> **Exercise objective**
Look for the string "夜行黄沙道中" in every line, and copy each line that has it.
★ ★ ★ ★ ★
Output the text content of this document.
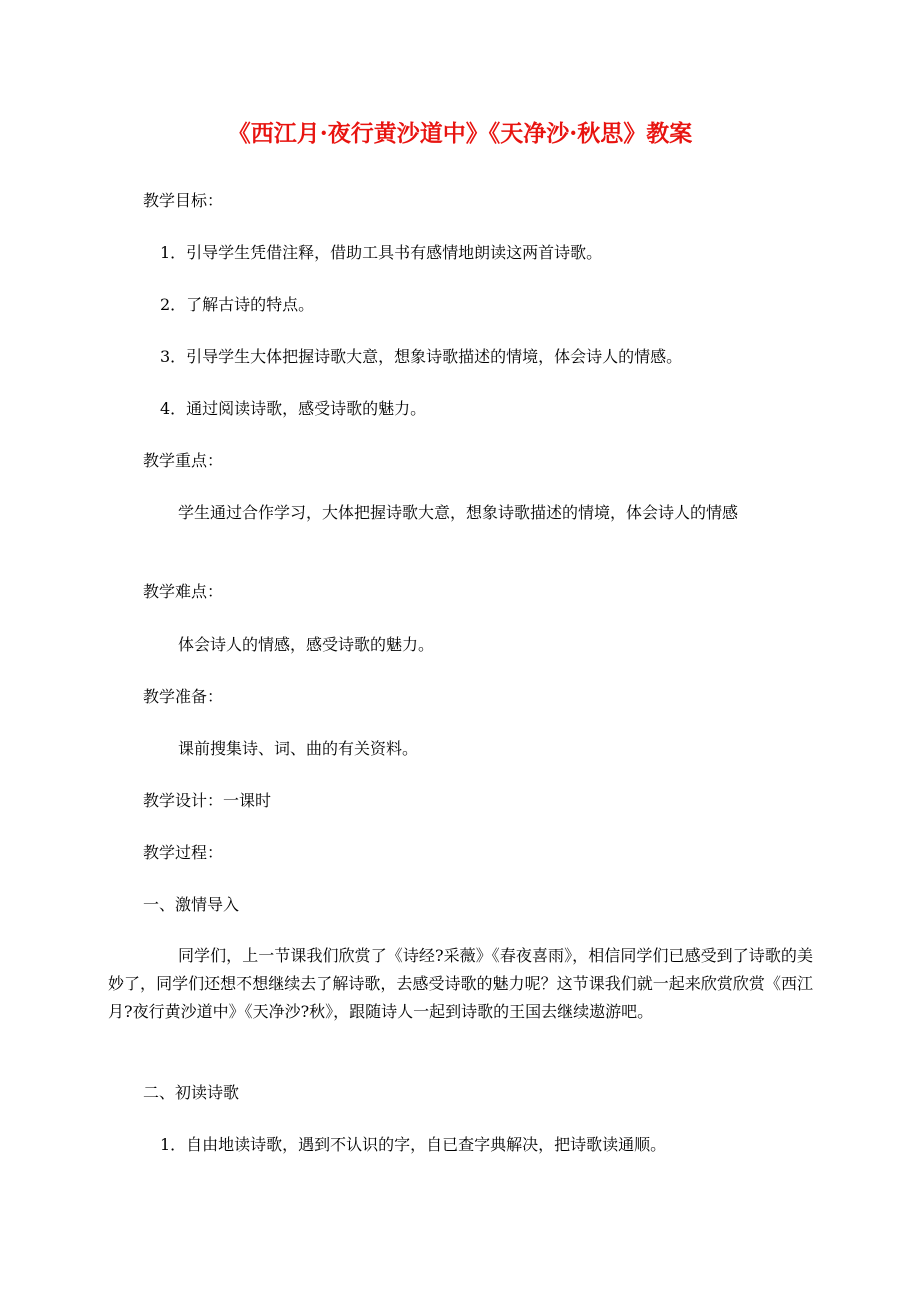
《西江月·夜行黄沙道中》《天净沙·秋思》教案
教学目标：
1．引导学生凭借注释，借助工具书有感情地朗读这两首诗歌。
2．了解古诗的特点。
3．引导学生大体把握诗歌大意，想象诗歌描述的情境，体会诗人的情感。
4．通过阅读诗歌，感受诗歌的魅力。
教学重点：
学生通过合作学习，大体把握诗歌大意，想象诗歌描述的情境，体会诗人的情感
教学难点：
体会诗人的情感，感受诗歌的魅力。
教学准备：
课前搜集诗、词、曲的有关资料。
教学设计：一课时
教学过程：
一、激情导入
同学们，上一节课我们欣赏了《诗经?采薇》《春夜喜雨》，相信同学们已感受到了诗歌的美妙了，同学们还想不想继续去了解诗歌，去感受诗歌的魅力呢？这节课我们就一起来欣赏欣赏《西江月?夜行黄沙道中》《天净沙?秋》，跟随诗人一起到诗歌的王国去继续遨游吧。
二、初读诗歌
1．自由地读诗歌，遇到不认识的字，自已查字典解决，把诗歌读通顺。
★ ★ ★ ★ ★
> **Answer to the task**
《西江月·夜行黄沙道中》《天净沙·秋思》教案
同学们，上一节课我们欣赏了《诗经?采薇》《春夜喜雨》，相信同学们已感受到了诗歌的美妙了，同学们还想不想继续去了解诗歌，去感受诗歌的魅力呢？这节课我们就一起来欣赏欣赏《西江月?夜行黄沙道中》《天净沙?秋》，跟随诗人一起到诗歌的王国去继续遨游吧。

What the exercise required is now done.